(Stored data entries)
+ + + + + + +

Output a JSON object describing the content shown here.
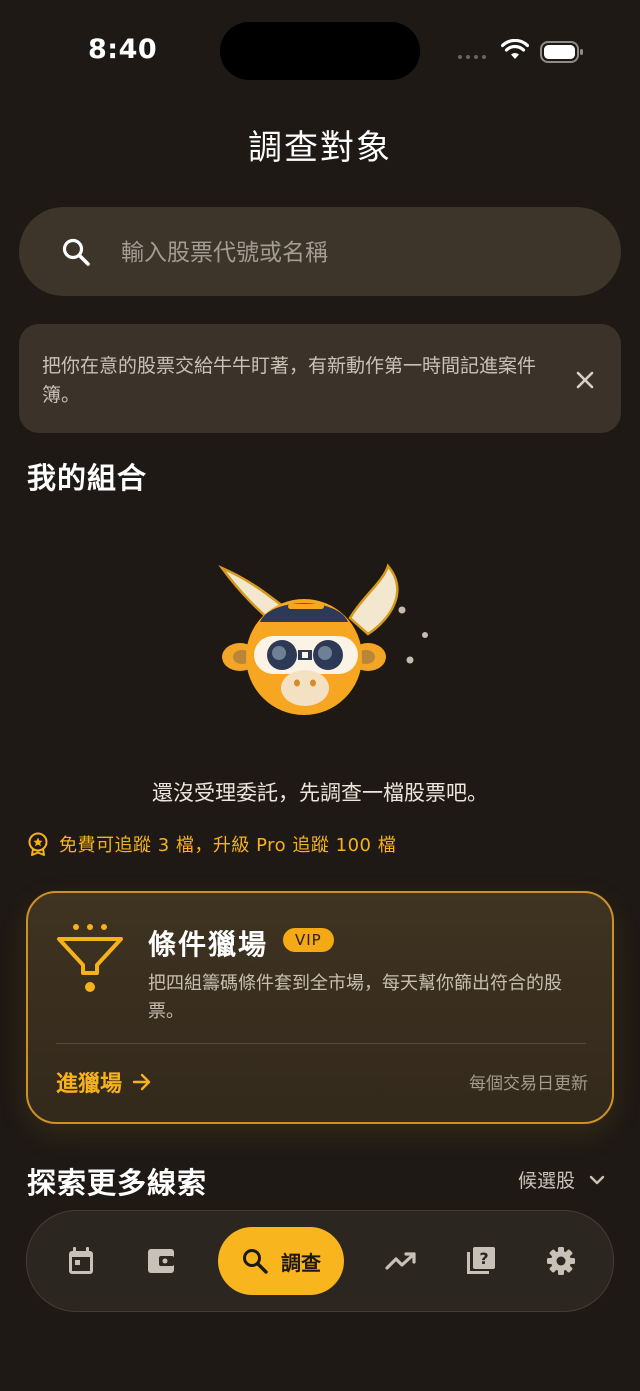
{
  "status_bar": {
    "time": "8:40"
  },
  "page": {
    "title": "調查對象"
  },
  "search": {
    "placeholder": "輸入股票代號或名稱",
    "value": ""
  },
  "banner": {
    "message": "把你在意的股票交給牛牛盯著，有新動作第一時間記進案件簿。"
  },
  "portfolio": {
    "title": "我的組合",
    "empty_message": "還沒受理委託，先調查一檔股票吧。",
    "tip": "免費可追蹤 3 檔，升級 Pro 追蹤 100 檔"
  },
  "screener_card": {
    "title": "條件獵場",
    "badge": "VIP",
    "description": "把四組籌碼條件套到全市場，每天幫你篩出符合的股票。",
    "cta": "進獵場",
    "update_note": "每個交易日更新"
  },
  "explore": {
    "title": "探索更多線索",
    "filter_label": "候選股"
  },
  "bottom_nav": {
    "items": [
      {
        "icon": "calendar-icon"
      },
      {
        "icon": "wallet-icon"
      },
      {
        "icon": "search-icon",
        "label": "調查",
        "active": true
      },
      {
        "icon": "trending-up-icon"
      },
      {
        "icon": "quiz-icon"
      },
      {
        "icon": "gear-icon"
      }
    ]
  },
  "colors": {
    "background": "#1e1915",
    "accent": "#f8b51e",
    "card_border": "#cc9227",
    "surface": "#3d342a"
  }
}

+ + + + + + +

Written instruction: Give all the lines above again, character for character, without pictures.

Reply to the task:
Output a JSON object describing the content shown here.
{
  "status_bar": {
    "time": "8:40"
  },
  "page": {
    "title": "調查對象"
  },
  "search": {
    "placeholder": "輸入股票代號或名稱",
    "value": ""
  },
  "banner": {
    "message": "把你在意的股票交給牛牛盯著，有新動作第一時間記進案件簿。"
  },
  "portfolio": {
    "title": "我的組合",
    "empty_message": "還沒受理委託，先調查一檔股票吧。",
    "tip": "免費可追蹤 3 檔，升級 Pro 追蹤 100 檔"
  },
  "screener_card": {
    "title": "條件獵場",
    "badge": "VIP",
    "description": "把四組籌碼條件套到全市場，每天幫你篩出符合的股票。",
    "cta": "進獵場",
    "update_note": "每個交易日更新"
  },
  "explore": {
    "title": "探索更多線索",
    "filter_label": "候選股"
  },
  "bottom_nav": {
    "items": [
      {
        "icon": "calendar-icon"
      },
      {
        "icon": "wallet-icon"
      },
      {
        "icon": "search-icon",
        "label": "調查",
        "active": true
      },
      {
        "icon": "trending-up-icon"
      },
      {
        "icon": "quiz-icon"
      },
      {
        "icon": "gear-icon"
      }
    ]
  },
  "colors": {
    "background": "#1e1915",
    "accent": "#f8b51e",
    "card_border": "#cc9227",
    "surface": "#3d342a"
  }
}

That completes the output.